=== Excerpt ===
★ ★ ★ ★ ★ ★ ★

Repeating what the Supreme Court had stated after it nullified the impeachment case against Vice President Sara Duterte, President Marcos on Friday said that the issue of her accountability as a public official remained unresolved.

In its July 25 ruling favoring two petitions questioning the constitutionality of the articles of impeachment against Duterte, the Supreme Court said it did not absolve the Vice President of the charges against her.

“Let me clarify,” Mr. Marcos told Filipino reporters who traveled with him on his state visit to India. “The merits of the case were not examined by the Supreme Court.”

“We have to make very, very clear to everyone, that the Supreme Court decision does not have any bearing on the rightness or wrongness of the merits of the case,” he said.

“They are not saying that there was no wrongdoing. Neither are they saying that there was. All they are saying is that you did not handle it properly,” he said. “That’s why accountability doesn’t come into it.”

First time to comment

It was the first time the President has commented on the high court’s unanimous decision throwing out the Feb. 5 impeachment complaint transmitted by the House of Representatives to the Senate for trial after it was signed by 215, or more than one-third, of its members.

The court said the House violated the constitutional provision imposing a one-year bar to more than one impeachment complaint against the same official. Duterte’s right to due process also was violated, it said.

★ ★ ★ ★ ★ ★ ★

Answer the following questions using the article on the impeachment ruling:
1. On what date did the Supreme Court issue its ruling on the two petitions?
2. To which country was the President making a state visit?
3. How many members of the House of Representatives signed the impeachment complaint?

(Items listed in a dataset)
★ ★ ★ ★ ★ ★ ★

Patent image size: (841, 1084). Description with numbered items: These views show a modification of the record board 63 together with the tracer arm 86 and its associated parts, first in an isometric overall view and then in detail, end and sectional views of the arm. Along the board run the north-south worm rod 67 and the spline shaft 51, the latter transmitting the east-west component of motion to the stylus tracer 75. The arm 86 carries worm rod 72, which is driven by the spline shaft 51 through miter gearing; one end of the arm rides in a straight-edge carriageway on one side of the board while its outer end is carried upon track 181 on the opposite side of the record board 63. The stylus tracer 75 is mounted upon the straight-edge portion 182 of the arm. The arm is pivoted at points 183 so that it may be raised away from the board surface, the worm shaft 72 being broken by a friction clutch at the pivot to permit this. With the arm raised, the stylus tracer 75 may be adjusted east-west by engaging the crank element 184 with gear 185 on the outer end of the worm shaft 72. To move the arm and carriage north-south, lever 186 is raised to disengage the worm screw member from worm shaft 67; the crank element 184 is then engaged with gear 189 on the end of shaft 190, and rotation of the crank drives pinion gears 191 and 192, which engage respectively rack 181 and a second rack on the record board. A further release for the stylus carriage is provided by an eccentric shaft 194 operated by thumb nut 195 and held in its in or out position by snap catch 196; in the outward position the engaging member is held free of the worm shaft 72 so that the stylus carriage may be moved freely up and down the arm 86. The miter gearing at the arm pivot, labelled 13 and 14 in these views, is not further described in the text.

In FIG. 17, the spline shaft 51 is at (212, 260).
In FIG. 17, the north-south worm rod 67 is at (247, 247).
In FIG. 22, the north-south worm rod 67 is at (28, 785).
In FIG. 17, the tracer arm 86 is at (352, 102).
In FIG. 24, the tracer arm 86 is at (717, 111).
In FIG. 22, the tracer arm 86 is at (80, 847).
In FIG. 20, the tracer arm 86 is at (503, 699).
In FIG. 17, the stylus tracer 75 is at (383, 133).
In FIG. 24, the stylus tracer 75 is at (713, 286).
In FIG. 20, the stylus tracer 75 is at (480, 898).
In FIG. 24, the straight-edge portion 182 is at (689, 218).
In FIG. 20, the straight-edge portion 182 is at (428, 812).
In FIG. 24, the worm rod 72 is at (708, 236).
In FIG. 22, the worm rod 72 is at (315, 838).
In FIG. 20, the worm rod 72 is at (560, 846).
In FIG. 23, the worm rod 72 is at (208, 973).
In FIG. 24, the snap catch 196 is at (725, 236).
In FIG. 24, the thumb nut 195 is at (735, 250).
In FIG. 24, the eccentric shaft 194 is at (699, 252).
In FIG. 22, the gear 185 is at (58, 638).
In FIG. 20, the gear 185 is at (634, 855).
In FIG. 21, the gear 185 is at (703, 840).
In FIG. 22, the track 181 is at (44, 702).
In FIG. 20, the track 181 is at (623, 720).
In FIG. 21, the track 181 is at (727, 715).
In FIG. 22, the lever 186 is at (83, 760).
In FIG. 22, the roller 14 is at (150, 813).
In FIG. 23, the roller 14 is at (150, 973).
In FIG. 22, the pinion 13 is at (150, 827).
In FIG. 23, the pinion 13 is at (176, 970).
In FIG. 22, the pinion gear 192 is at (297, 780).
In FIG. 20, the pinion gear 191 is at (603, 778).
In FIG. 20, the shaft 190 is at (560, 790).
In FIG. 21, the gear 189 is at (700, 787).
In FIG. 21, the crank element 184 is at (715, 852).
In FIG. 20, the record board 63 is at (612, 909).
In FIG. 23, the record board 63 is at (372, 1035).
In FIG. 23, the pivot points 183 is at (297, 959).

★ ★ ★ ★ ★ ★ ★

=== Final result ===
1. July 25
2. India
3. 215